▶ **WHAT THE TASK ASKS**: Without the images, write out all of the following entries exactly.

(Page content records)
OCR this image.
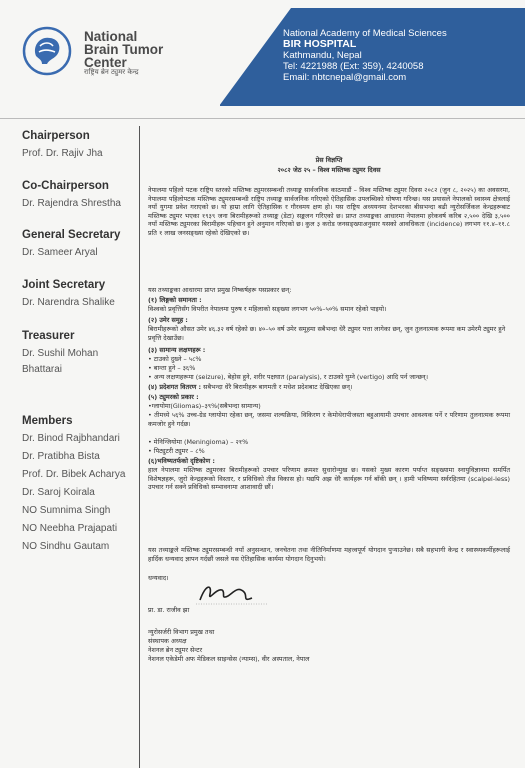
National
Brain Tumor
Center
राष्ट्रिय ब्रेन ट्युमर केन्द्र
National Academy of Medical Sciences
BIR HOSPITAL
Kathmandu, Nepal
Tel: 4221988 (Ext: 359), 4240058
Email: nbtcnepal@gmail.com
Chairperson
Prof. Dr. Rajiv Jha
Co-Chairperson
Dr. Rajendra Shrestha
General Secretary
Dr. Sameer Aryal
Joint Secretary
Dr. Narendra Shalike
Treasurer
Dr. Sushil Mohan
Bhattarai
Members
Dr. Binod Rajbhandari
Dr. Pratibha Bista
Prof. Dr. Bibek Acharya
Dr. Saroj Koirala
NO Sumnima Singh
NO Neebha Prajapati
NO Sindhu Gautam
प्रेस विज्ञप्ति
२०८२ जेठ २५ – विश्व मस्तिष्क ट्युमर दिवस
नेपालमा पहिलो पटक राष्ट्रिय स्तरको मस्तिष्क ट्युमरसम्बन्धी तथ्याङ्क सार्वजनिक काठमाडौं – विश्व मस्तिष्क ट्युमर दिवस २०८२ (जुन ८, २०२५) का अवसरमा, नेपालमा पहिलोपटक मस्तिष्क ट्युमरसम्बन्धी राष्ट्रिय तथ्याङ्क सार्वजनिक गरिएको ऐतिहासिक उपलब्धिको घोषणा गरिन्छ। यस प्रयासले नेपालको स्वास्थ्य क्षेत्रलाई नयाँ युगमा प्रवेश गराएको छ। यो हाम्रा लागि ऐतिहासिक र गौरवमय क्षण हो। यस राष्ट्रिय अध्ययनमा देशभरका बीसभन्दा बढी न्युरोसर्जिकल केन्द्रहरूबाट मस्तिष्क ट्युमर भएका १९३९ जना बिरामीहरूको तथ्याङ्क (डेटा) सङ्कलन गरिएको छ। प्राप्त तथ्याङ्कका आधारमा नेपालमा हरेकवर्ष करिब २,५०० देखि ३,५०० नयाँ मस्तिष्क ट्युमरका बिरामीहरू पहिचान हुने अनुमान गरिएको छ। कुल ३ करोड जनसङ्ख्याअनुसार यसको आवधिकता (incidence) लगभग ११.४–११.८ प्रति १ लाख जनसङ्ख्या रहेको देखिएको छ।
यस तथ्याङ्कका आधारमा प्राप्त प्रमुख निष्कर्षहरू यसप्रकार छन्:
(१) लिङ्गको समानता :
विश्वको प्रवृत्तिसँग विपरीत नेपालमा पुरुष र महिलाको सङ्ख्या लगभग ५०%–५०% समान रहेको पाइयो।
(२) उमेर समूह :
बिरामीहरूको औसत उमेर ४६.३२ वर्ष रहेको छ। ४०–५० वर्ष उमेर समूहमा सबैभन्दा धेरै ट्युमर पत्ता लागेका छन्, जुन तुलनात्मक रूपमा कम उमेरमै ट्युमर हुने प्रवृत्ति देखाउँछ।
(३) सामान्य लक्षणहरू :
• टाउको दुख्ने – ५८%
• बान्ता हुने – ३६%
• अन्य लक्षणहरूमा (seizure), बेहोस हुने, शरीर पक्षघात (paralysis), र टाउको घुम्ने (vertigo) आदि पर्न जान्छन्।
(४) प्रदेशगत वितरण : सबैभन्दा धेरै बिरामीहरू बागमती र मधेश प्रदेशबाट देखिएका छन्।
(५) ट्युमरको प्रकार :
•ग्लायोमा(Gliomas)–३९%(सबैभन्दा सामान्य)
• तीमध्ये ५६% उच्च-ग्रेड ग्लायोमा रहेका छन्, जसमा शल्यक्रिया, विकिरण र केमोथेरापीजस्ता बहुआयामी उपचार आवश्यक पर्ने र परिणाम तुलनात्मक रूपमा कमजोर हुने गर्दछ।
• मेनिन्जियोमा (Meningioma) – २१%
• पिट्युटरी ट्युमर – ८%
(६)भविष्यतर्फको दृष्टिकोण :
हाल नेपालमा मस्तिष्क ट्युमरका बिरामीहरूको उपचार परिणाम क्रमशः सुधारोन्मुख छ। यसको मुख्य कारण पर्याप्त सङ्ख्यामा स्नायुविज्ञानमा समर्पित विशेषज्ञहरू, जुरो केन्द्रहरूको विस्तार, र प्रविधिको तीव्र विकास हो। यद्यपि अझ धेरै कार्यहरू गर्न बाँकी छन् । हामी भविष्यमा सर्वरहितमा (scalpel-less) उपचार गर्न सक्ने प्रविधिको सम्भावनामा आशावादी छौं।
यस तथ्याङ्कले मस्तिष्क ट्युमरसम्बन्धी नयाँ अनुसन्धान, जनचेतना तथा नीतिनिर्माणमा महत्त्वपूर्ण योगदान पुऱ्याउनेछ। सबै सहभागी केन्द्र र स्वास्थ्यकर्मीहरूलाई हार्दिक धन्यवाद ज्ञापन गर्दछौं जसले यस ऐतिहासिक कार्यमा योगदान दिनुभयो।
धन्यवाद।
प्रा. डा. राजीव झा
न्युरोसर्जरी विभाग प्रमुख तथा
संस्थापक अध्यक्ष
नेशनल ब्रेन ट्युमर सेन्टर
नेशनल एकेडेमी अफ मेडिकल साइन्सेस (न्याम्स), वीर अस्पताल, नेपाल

▶ **OUTPUT OF THE TASK**:
OCR this image.
National
Brain Tumor
Center
राष्ट्रिय ब्रेन ट्युमर केन्द्र
National Academy of Medical Sciences
BIR HOSPITAL
Kathmandu, Nepal
Tel: 4221988 (Ext: 359), 4240058
Email: nbtcnepal@gmail.com
Chairperson
Prof. Dr. Rajiv Jha
Co-Chairperson
Dr. Rajendra Shrestha
General Secretary
Dr. Sameer Aryal
Joint Secretary
Dr. Narendra Shalike
Treasurer
Dr. Sushil Mohan
Bhattarai
Members
Dr. Binod Rajbhandari
Dr. Pratibha Bista
Prof. Dr. Bibek Acharya
Dr. Saroj Koirala
NO Sumnima Singh
NO Neebha Prajapati
NO Sindhu Gautam
प्रेस विज्ञप्ति
२०८२ जेठ २५ – विश्व मस्तिष्क ट्युमर दिवस
नेपालमा पहिलो पटक राष्ट्रिय स्तरको मस्तिष्क ट्युमरसम्बन्धी तथ्याङ्क सार्वजनिक काठमाडौं – विश्व मस्तिष्क ट्युमर दिवस २०८२ (जुन ८, २०२५) का अवसरमा, नेपालमा पहिलोपटक मस्तिष्क ट्युमरसम्बन्धी राष्ट्रिय तथ्याङ्क सार्वजनिक गरिएको ऐतिहासिक उपलब्धिको घोषणा गरिन्छ। यस प्रयासले नेपालको स्वास्थ्य क्षेत्रलाई नयाँ युगमा प्रवेश गराएको छ। यो हाम्रा लागि ऐतिहासिक र गौरवमय क्षण हो। यस राष्ट्रिय अध्ययनमा देशभरका बीसभन्दा बढी न्युरोसर्जिकल केन्द्रहरूबाट मस्तिष्क ट्युमर भएका १९३९ जना बिरामीहरूको तथ्याङ्क (डेटा) सङ्कलन गरिएको छ। प्राप्त तथ्याङ्कका आधारमा नेपालमा हरेकवर्ष करिब २,५०० देखि ३,५०० नयाँ मस्तिष्क ट्युमरका बिरामीहरू पहिचान हुने अनुमान गरिएको छ। कुल ३ करोड जनसङ्ख्याअनुसार यसको आवधिकता (incidence) लगभग ११.४–११.८ प्रति १ लाख जनसङ्ख्या रहेको देखिएको छ।
यस तथ्याङ्कका आधारमा प्राप्त प्रमुख निष्कर्षहरू यसप्रकार छन्:
(१) लिङ्गको समानता :
विश्वको प्रवृत्तिसँग विपरीत नेपालमा पुरुष र महिलाको सङ्ख्या लगभग ५०%–५०% समान रहेको पाइयो।
(२) उमेर समूह :
बिरामीहरूको औसत उमेर ४६.३२ वर्ष रहेको छ। ४०–५० वर्ष उमेर समूहमा सबैभन्दा धेरै ट्युमर पत्ता लागेका छन्, जुन तुलनात्मक रूपमा कम उमेरमै ट्युमर हुने प्रवृत्ति देखाउँछ।
(३) सामान्य लक्षणहरू :
• टाउको दुख्ने – ५८%
• बान्ता हुने – ३६%
• अन्य लक्षणहरूमा (seizure), बेहोस हुने, शरीर पक्षघात (paralysis), र टाउको घुम्ने (vertigo) आदि पर्न जान्छन्।
(४) प्रदेशगत वितरण : सबैभन्दा धेरै बिरामीहरू बागमती र मधेश प्रदेशबाट देखिएका छन्।
(५) ट्युमरको प्रकार :
•ग्लायोमा(Gliomas)–३९%(सबैभन्दा सामान्य)
• तीमध्ये ५६% उच्च-ग्रेड ग्लायोमा रहेका छन्, जसमा शल्यक्रिया, विकिरण र केमोथेरापीजस्ता बहुआयामी उपचार आवश्यक पर्ने र परिणाम तुलनात्मक रूपमा कमजोर हुने गर्दछ।
• मेनिन्जियोमा (Meningioma) – २१%
• पिट्युटरी ट्युमर – ८%
(६)भविष्यतर्फको दृष्टिकोण :
हाल नेपालमा मस्तिष्क ट्युमरका बिरामीहरूको उपचार परिणाम क्रमशः सुधारोन्मुख छ। यसको मुख्य कारण पर्याप्त सङ्ख्यामा स्नायुविज्ञानमा समर्पित विशेषज्ञहरू, जुरो केन्द्रहरूको विस्तार, र प्रविधिको तीव्र विकास हो। यद्यपि अझ धेरै कार्यहरू गर्न बाँकी छन् । हामी भविष्यमा सर्वरहितमा (scalpel-less) उपचार गर्न सक्ने प्रविधिको सम्भावनामा आशावादी छौं।
यस तथ्याङ्कले मस्तिष्क ट्युमरसम्बन्धी नयाँ अनुसन्धान, जनचेतना तथा नीतिनिर्माणमा महत्त्वपूर्ण योगदान पुऱ्याउनेछ। सबै सहभागी केन्द्र र स्वास्थ्यकर्मीहरूलाई हार्दिक धन्यवाद ज्ञापन गर्दछौं जसले यस ऐतिहासिक कार्यमा योगदान दिनुभयो।
धन्यवाद।
प्रा. डा. राजीव झा
न्युरोसर्जरी विभाग प्रमुख तथा
संस्थापक अध्यक्ष
नेशनल ब्रेन ट्युमर सेन्टर
नेशनल एकेडेमी अफ मेडिकल साइन्सेस (न्याम्स), वीर अस्पताल, नेपाल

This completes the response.